» Dataset records:

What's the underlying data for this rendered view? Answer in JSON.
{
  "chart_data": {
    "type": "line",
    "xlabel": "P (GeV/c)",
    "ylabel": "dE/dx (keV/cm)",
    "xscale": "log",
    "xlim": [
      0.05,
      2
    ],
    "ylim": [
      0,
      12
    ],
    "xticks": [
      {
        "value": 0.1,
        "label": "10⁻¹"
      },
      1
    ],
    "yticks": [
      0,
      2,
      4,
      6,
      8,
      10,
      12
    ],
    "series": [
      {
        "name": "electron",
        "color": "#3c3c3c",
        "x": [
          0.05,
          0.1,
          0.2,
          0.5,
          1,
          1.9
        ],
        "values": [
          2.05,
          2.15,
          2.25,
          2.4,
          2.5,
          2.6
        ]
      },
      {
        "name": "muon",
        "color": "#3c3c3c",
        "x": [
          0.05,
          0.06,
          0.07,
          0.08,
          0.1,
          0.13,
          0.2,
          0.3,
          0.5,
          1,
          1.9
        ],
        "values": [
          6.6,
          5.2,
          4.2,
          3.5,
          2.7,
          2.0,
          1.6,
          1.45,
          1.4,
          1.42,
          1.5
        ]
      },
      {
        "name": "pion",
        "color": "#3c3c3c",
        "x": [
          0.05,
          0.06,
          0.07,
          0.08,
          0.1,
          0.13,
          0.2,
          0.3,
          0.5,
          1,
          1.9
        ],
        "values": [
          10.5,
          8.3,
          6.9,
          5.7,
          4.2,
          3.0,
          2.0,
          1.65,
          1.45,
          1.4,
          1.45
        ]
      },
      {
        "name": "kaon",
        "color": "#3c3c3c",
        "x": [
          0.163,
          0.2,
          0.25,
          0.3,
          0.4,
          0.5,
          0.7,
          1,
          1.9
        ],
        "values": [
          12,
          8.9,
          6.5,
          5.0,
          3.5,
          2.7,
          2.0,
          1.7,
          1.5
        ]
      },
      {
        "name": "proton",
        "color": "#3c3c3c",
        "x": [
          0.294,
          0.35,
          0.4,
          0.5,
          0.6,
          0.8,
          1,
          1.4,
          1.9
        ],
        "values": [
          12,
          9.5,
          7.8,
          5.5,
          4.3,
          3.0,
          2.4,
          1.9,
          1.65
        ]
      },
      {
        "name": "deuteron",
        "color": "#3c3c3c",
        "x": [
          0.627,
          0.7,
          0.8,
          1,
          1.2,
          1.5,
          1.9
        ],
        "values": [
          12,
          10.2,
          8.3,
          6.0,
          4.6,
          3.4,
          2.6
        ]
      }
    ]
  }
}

» Exercise instructions: Extract the complete listing above, reproducing each line exactly.

» Answer to the task:
What's the underlying data for this rendered view? Answer in JSON.
{
  "chart_data": {
    "type": "line",
    "xlabel": "P (GeV/c)",
    "ylabel": "dE/dx (keV/cm)",
    "xscale": "log",
    "xlim": [
      0.05,
      2
    ],
    "ylim": [
      0,
      12
    ],
    "xticks": [
      {
        "value": 0.1,
        "label": "10⁻¹"
      },
      1
    ],
    "yticks": [
      0,
      2,
      4,
      6,
      8,
      10,
      12
    ],
    "series": [
      {
        "name": "electron",
        "color": "#3c3c3c",
        "x": [
          0.05,
          0.1,
          0.2,
          0.5,
          1,
          1.9
        ],
        "values": [
          2.05,
          2.15,
          2.25,
          2.4,
          2.5,
          2.6
        ]
      },
      {
        "name": "muon",
        "color": "#3c3c3c",
        "x": [
          0.05,
          0.06,
          0.07,
          0.08,
          0.1,
          0.13,
          0.2,
          0.3,
          0.5,
          1,
          1.9
        ],
        "values": [
          6.6,
          5.2,
          4.2,
          3.5,
          2.7,
          2.0,
          1.6,
          1.45,
          1.4,
          1.42,
          1.5
        ]
      },
      {
        "name": "pion",
        "color": "#3c3c3c",
        "x": [
          0.05,
          0.06,
          0.07,
          0.08,
          0.1,
          0.13,
          0.2,
          0.3,
          0.5,
          1,
          1.9
        ],
        "values": [
          10.5,
          8.3,
          6.9,
          5.7,
          4.2,
          3.0,
          2.0,
          1.65,
          1.45,
          1.4,
          1.45
        ]
      },
      {
        "name": "kaon",
        "color": "#3c3c3c",
        "x": [
          0.163,
          0.2,
          0.25,
          0.3,
          0.4,
          0.5,
          0.7,
          1,
          1.9
        ],
        "values": [
          12,
          8.9,
          6.5,
          5.0,
          3.5,
          2.7,
          2.0,
          1.7,
          1.5
        ]
      },
      {
        "name": "proton",
        "color": "#3c3c3c",
        "x": [
          0.294,
          0.35,
          0.4,
          0.5,
          0.6,
          0.8,
          1,
          1.4,
          1.9
        ],
        "values": [
          12,
          9.5,
          7.8,
          5.5,
          4.3,
          3.0,
          2.4,
          1.9,
          1.65
        ]
      },
      {
        "name": "deuteron",
        "color": "#3c3c3c",
        "x": [
          0.627,
          0.7,
          0.8,
          1,
          1.2,
          1.5,
          1.9
        ],
        "values": [
          12,
          10.2,
          8.3,
          6.0,
          4.6,
          3.4,
          2.6
        ]
      }
    ]
  }
}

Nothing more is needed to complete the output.